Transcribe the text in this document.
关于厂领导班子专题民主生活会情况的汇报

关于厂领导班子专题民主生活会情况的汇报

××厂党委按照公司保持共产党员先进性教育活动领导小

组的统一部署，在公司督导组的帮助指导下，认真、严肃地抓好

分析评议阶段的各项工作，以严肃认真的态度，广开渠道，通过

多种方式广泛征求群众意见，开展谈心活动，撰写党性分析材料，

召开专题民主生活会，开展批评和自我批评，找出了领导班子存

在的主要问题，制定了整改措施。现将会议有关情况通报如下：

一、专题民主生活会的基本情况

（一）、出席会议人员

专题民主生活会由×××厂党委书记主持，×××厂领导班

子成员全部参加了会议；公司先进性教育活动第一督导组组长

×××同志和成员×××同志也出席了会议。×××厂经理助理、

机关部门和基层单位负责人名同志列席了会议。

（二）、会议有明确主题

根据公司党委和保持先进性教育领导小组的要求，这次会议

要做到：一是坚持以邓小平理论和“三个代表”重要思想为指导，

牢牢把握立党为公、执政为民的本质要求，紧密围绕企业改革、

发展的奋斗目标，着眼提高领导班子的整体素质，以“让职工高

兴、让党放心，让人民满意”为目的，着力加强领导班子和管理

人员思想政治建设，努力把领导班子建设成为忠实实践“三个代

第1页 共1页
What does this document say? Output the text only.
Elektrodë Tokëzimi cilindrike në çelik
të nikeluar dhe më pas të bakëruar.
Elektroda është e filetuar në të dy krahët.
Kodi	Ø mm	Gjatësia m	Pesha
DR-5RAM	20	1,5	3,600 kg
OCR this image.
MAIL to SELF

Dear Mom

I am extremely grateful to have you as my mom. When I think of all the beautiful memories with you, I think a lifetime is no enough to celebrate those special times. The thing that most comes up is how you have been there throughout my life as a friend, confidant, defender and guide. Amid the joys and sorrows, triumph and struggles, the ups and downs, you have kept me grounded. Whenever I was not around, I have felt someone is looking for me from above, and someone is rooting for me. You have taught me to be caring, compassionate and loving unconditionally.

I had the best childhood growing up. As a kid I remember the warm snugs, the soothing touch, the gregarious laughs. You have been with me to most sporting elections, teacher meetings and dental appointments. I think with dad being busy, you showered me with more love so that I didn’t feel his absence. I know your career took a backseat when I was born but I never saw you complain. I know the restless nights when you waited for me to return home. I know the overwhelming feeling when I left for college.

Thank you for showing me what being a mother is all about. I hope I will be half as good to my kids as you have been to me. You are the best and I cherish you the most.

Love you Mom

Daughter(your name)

====

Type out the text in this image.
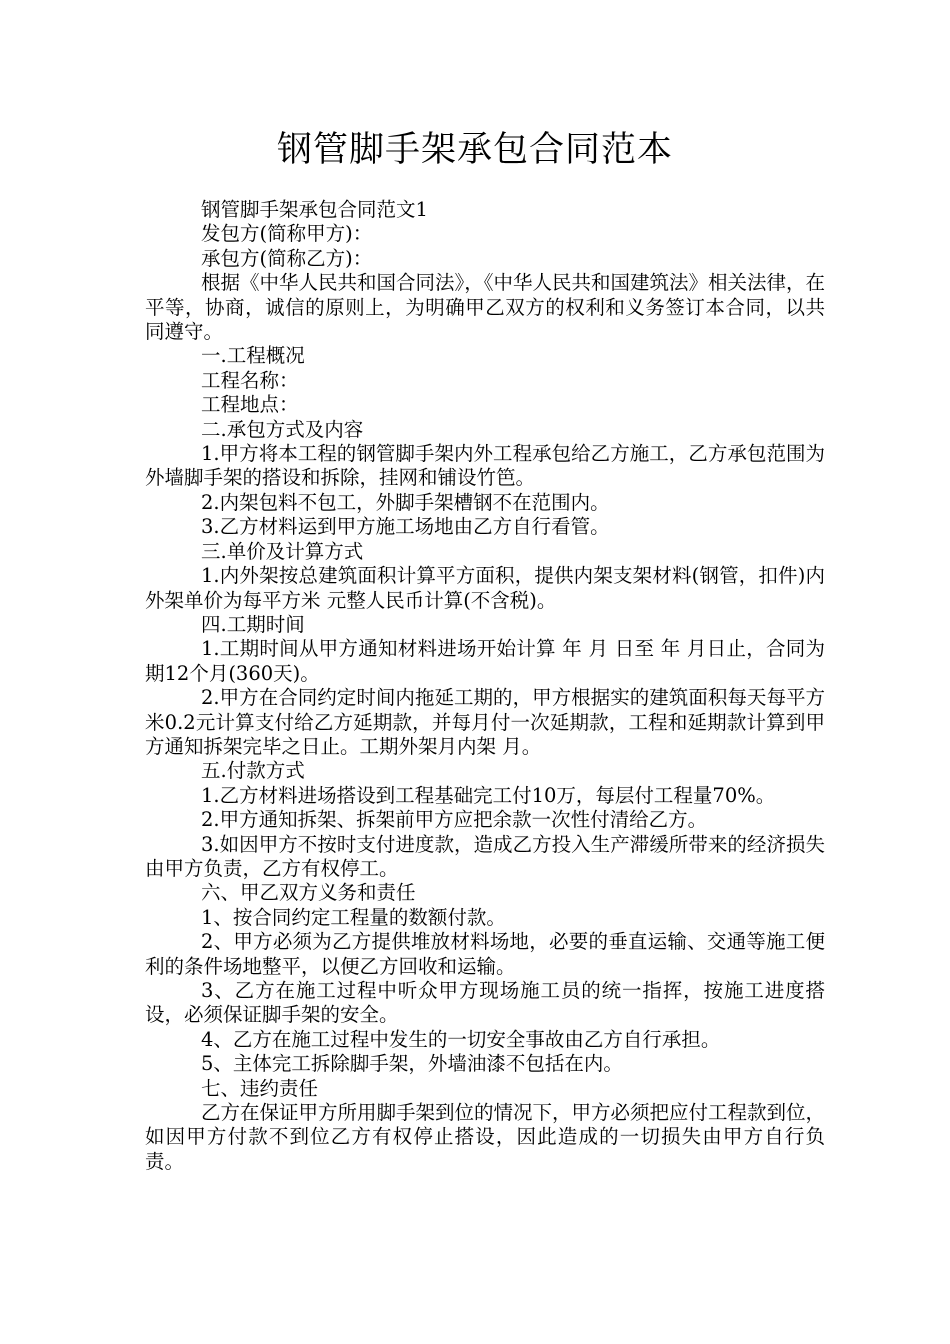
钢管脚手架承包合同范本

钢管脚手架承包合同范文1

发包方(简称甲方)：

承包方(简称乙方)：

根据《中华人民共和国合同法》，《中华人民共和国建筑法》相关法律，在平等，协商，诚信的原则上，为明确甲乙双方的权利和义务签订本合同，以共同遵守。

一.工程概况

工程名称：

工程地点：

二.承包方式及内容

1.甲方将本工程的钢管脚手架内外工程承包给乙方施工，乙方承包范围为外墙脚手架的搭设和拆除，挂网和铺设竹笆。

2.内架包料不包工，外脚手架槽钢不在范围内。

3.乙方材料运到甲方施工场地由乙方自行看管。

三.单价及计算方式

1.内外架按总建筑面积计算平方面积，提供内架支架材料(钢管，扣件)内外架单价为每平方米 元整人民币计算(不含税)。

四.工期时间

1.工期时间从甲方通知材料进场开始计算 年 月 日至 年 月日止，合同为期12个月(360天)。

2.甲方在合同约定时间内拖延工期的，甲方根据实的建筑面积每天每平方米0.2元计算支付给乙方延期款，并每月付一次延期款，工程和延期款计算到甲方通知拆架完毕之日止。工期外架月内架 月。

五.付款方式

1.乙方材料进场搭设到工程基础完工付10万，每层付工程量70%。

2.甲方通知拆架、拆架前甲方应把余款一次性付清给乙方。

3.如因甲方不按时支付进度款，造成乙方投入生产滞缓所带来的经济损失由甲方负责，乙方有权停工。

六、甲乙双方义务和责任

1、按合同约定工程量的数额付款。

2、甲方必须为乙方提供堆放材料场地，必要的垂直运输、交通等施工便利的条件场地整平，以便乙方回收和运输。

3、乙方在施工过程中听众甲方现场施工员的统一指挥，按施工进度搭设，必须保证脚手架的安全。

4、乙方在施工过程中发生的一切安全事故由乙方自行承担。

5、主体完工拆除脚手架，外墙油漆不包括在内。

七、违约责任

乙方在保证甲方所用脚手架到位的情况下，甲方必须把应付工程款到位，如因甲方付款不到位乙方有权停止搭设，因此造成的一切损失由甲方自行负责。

====

> YOUR INSTRUCTIONS:
From the entries above, extract each line containing "document".

> THE OUTPUT:
Transcribe the text in this document.
What does this document say? Output the text only.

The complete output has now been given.